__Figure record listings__
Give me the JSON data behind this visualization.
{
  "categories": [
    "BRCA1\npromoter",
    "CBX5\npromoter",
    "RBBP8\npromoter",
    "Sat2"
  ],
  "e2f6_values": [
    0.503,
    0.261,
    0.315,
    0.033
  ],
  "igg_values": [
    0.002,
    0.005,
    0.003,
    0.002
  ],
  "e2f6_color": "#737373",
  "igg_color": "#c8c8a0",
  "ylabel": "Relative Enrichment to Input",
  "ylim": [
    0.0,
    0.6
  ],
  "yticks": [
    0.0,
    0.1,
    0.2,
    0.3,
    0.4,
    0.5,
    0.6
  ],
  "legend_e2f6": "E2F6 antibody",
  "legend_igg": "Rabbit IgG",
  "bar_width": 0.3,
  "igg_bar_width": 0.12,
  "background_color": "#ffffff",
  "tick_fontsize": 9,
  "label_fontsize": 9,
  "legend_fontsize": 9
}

__Task item__
In full and without error, transcribe each of the entries.

__Response to the exercise__
Give me the JSON data behind this visualization.
{
  "categories": [
    "BRCA1\npromoter",
    "CBX5\npromoter",
    "RBBP8\npromoter",
    "Sat2"
  ],
  "e2f6_values": [
    0.503,
    0.261,
    0.315,
    0.033
  ],
  "igg_values": [
    0.002,
    0.005,
    0.003,
    0.002
  ],
  "e2f6_color": "#737373",
  "igg_color": "#c8c8a0",
  "ylabel": "Relative Enrichment to Input",
  "ylim": [
    0.0,
    0.6
  ],
  "yticks": [
    0.0,
    0.1,
    0.2,
    0.3,
    0.4,
    0.5,
    0.6
  ],
  "legend_e2f6": "E2F6 antibody",
  "legend_igg": "Rabbit IgG",
  "bar_width": 0.3,
  "igg_bar_width": 0.12,
  "background_color": "#ffffff",
  "tick_fontsize": 9,
  "label_fontsize": 9,
  "legend_fontsize": 9
}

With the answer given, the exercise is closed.